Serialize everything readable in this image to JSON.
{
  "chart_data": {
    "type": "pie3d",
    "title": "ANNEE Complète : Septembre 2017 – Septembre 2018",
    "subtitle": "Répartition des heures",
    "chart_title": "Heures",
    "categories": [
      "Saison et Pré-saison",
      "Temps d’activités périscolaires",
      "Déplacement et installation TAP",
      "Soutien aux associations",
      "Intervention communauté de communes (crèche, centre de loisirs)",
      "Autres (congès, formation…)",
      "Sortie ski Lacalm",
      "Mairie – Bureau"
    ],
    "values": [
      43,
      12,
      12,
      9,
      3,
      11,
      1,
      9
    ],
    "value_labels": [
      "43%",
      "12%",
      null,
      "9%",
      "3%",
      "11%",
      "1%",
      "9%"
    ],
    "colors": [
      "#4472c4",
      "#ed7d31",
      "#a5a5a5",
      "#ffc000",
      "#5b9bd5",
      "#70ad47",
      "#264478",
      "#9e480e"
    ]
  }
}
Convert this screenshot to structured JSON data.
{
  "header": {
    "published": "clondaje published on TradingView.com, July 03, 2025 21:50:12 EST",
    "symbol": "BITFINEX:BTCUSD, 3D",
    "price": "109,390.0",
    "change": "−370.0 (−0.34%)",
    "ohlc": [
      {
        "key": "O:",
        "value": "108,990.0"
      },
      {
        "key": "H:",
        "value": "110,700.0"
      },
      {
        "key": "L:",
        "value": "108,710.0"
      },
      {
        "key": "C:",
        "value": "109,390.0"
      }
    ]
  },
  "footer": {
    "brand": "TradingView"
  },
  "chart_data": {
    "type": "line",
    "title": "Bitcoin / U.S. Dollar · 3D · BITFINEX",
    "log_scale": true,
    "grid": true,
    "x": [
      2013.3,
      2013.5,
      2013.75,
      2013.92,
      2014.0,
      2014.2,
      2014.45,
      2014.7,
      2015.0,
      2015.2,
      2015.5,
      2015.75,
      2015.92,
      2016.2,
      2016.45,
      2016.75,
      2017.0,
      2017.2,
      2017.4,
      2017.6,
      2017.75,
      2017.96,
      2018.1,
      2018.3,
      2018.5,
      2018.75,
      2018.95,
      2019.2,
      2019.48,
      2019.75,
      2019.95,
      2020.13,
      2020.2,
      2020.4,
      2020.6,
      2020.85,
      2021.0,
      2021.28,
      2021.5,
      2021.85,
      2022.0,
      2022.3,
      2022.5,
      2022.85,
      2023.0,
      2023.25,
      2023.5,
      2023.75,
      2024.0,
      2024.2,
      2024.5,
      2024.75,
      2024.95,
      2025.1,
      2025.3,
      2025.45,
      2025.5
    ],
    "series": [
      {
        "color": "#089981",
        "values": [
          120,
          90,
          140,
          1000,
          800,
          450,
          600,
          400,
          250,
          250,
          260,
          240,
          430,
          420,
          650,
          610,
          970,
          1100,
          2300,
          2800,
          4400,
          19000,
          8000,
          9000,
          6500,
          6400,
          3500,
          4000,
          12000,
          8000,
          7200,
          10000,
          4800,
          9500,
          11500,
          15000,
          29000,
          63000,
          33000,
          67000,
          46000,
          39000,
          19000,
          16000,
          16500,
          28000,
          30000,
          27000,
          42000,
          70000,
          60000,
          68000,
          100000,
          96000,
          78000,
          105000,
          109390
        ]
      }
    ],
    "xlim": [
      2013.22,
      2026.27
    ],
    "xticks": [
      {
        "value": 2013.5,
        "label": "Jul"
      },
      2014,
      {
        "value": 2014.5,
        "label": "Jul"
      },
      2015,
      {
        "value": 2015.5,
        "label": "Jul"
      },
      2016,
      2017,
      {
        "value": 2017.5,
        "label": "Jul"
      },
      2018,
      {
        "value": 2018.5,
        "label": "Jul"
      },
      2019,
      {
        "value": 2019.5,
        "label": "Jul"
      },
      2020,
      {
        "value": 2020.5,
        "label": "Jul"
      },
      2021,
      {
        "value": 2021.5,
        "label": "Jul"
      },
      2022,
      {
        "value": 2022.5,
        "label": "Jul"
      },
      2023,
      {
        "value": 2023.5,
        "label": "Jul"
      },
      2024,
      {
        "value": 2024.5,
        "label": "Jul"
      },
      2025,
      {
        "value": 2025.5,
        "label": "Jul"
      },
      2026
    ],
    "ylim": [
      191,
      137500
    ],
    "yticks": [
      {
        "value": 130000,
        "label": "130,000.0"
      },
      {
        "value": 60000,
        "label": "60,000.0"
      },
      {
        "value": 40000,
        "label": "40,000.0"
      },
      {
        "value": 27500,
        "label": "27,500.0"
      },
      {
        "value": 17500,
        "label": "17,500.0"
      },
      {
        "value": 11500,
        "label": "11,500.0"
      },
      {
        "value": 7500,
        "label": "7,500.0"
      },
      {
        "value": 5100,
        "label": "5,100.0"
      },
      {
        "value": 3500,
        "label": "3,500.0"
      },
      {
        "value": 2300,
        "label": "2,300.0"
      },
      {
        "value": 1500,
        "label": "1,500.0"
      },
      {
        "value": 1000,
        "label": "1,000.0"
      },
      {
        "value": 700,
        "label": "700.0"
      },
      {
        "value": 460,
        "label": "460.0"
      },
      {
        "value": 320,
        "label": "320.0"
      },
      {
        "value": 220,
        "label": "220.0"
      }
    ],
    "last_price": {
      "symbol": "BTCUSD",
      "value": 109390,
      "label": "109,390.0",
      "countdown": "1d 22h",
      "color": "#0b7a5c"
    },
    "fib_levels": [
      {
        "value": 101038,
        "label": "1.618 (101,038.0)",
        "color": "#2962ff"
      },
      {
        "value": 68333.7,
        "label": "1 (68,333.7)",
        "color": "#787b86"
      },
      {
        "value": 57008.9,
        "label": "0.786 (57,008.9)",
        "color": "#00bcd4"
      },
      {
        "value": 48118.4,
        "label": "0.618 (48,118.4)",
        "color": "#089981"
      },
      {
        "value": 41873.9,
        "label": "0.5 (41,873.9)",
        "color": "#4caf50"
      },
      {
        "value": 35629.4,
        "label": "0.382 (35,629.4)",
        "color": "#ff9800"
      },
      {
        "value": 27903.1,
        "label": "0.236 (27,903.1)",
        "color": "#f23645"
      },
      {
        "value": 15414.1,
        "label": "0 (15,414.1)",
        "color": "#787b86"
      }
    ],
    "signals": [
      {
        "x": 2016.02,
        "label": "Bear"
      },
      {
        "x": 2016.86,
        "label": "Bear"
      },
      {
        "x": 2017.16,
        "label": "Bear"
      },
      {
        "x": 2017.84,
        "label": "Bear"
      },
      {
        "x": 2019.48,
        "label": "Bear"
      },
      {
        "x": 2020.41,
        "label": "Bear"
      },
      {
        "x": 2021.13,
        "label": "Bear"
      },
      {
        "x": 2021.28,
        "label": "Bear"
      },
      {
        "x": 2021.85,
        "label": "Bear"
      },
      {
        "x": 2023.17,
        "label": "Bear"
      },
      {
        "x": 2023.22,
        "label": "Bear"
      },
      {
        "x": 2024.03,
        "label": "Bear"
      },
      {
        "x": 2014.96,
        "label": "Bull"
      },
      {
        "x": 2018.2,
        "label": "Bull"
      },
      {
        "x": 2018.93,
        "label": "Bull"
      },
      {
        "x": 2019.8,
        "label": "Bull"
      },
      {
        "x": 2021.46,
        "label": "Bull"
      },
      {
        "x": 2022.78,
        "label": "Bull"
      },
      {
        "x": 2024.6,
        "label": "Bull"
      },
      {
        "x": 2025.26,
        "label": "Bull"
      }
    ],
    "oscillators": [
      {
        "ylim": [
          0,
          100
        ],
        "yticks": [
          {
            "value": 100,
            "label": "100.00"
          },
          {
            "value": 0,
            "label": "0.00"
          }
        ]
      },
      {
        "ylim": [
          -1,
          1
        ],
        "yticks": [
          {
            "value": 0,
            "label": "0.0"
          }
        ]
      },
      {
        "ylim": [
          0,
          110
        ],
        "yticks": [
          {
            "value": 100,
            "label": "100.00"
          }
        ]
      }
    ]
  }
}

__What you have to do__
Return each line among the entries that holds the word "BITFINEX".

__Result of this task__
    "symbol": "BITFINEX:BTCUSD, 3D",
    "title": "Bitcoin / U.S. Dollar · 3D · BITFINEX",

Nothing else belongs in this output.